**Dataset:**

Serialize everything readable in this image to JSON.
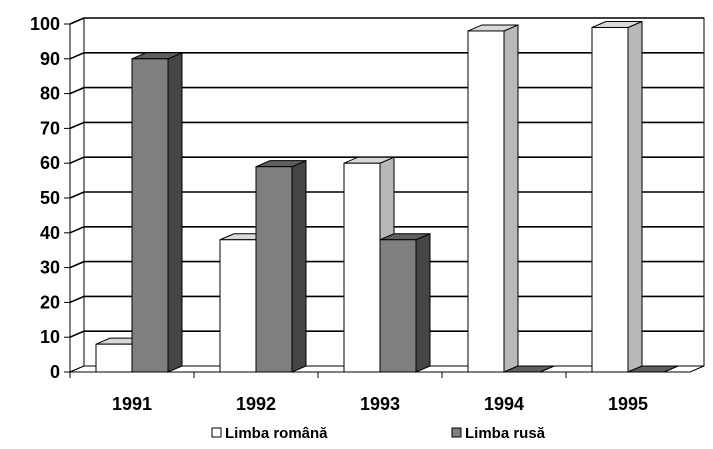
{
  "chart_data": {
    "type": "bar",
    "categories": [
      "1991",
      "1992",
      "1993",
      "1994",
      "1995"
    ],
    "series": [
      {
        "name": "Limba română",
        "values": [
          8,
          38,
          60,
          98,
          99
        ],
        "color": "#ffffff"
      },
      {
        "name": "Limba rusă",
        "values": [
          90,
          59,
          38,
          0,
          0
        ],
        "color": "#7f7f7f"
      }
    ],
    "ylim": [
      0,
      100
    ],
    "yticks": [
      0,
      10,
      20,
      30,
      40,
      50,
      60,
      70,
      80,
      90,
      100
    ],
    "grid": true,
    "three_d": true,
    "legend_position": "bottom"
  }
}
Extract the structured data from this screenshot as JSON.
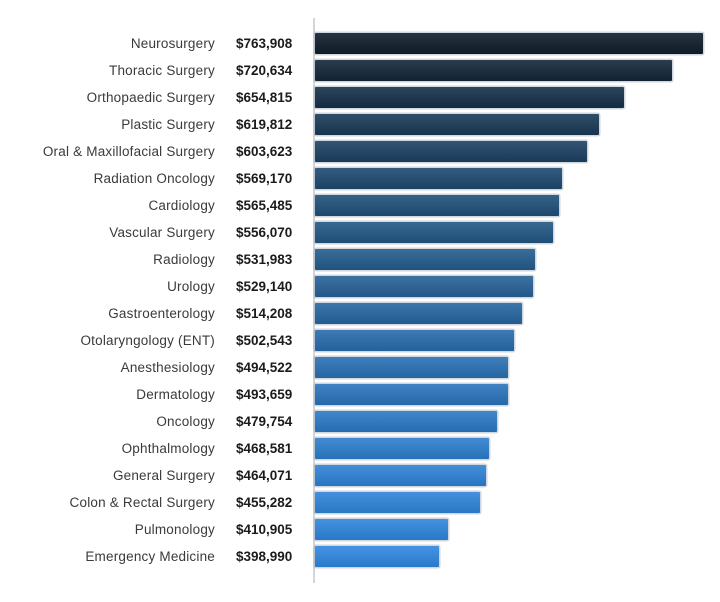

**Task directions:**
Will you set down the records word for word while leaving out every picture?

**Expected answer:**
Serialize everything readable in this image to JSON.
{
  "chart_data": {
    "type": "bar",
    "categories": [
      "1991",
      "1992",
      "1993",
      "1994",
      "1995"
    ],
    "series": [
      {
        "name": "Limba română",
        "values": [
          8,
          38,
          60,
          98,
          99
        ],
        "color": "#ffffff"
      },
      {
        "name": "Limba rusă",
        "values": [
          90,
          59,
          38,
          0,
          0
        ],
        "color": "#7f7f7f"
      }
    ],
    "ylim": [
      0,
      100
    ],
    "yticks": [
      0,
      10,
      20,
      30,
      40,
      50,
      60,
      70,
      80,
      90,
      100
    ],
    "grid": true,
    "three_d": true,
    "legend_position": "bottom"
  }
}
Extract the structured data from this screenshot as JSON.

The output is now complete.